[What is asked]:
Where a line below holds the string "Normal", copy that line.

[Supplied material]:
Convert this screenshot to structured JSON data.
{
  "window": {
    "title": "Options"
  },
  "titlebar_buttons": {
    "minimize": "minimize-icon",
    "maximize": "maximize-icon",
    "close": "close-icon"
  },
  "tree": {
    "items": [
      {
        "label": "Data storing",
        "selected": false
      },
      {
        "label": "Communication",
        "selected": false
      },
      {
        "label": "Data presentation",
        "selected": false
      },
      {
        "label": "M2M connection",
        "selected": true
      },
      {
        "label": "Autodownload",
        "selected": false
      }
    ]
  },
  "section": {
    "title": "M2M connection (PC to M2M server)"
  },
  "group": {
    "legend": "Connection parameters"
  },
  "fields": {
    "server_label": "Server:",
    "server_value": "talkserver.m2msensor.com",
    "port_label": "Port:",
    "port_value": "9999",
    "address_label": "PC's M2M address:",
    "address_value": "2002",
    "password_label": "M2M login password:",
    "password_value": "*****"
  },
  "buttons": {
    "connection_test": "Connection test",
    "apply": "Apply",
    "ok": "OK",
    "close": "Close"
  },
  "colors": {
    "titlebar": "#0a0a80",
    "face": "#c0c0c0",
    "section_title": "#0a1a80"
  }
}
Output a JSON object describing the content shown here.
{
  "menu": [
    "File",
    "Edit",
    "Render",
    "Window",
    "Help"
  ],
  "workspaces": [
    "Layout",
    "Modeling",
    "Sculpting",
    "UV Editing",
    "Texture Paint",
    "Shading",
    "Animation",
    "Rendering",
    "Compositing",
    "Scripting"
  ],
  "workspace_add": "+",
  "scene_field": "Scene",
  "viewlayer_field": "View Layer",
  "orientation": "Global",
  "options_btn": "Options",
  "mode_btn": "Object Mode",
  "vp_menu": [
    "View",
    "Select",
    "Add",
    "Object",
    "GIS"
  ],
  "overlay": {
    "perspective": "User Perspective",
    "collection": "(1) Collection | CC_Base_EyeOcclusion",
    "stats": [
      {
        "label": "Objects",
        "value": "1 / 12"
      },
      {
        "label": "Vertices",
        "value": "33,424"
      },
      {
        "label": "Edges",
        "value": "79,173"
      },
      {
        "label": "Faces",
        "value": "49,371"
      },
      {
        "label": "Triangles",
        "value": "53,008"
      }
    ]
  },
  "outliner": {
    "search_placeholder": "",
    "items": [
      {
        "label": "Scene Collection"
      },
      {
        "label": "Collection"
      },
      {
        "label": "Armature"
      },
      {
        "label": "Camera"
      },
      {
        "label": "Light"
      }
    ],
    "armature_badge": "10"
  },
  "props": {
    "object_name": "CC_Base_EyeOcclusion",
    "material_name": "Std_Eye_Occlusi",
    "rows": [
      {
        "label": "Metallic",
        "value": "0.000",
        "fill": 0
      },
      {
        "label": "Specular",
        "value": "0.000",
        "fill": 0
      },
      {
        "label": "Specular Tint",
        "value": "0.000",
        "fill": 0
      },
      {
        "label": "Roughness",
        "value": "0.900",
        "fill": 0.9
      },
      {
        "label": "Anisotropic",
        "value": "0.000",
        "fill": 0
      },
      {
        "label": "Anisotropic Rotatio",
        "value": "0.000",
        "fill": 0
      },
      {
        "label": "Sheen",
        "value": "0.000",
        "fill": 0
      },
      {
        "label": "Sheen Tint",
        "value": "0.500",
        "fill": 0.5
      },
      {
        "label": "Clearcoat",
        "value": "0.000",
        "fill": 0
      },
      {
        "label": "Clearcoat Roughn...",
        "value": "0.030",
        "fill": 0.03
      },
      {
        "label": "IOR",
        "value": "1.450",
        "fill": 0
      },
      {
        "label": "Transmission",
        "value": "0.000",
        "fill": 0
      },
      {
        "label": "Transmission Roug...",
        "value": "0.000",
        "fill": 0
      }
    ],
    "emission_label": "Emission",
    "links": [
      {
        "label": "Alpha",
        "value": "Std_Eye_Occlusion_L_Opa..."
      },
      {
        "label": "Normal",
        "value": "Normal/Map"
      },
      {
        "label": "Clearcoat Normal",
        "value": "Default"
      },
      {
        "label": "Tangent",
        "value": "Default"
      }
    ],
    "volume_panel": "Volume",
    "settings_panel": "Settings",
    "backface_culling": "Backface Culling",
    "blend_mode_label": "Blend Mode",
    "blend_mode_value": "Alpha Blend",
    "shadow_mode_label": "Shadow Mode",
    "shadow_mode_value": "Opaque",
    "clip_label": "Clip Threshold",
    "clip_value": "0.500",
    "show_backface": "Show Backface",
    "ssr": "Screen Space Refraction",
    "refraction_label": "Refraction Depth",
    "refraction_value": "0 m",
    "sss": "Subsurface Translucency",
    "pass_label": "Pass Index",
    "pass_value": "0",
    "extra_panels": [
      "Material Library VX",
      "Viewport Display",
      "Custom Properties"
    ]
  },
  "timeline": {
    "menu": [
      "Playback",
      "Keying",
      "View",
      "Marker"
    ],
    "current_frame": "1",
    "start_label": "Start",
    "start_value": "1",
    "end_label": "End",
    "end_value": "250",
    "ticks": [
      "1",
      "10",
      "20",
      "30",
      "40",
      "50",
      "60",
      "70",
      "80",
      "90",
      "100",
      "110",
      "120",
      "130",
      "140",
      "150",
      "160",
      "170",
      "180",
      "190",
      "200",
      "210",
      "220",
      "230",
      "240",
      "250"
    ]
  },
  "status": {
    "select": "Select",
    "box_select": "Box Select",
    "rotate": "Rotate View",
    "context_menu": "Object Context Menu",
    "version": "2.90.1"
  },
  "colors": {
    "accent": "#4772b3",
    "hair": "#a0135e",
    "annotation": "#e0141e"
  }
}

[Answer in full]:
        "label": "Normal",
        "value": "Normal/Map"
        "label": "Clearcoat Normal",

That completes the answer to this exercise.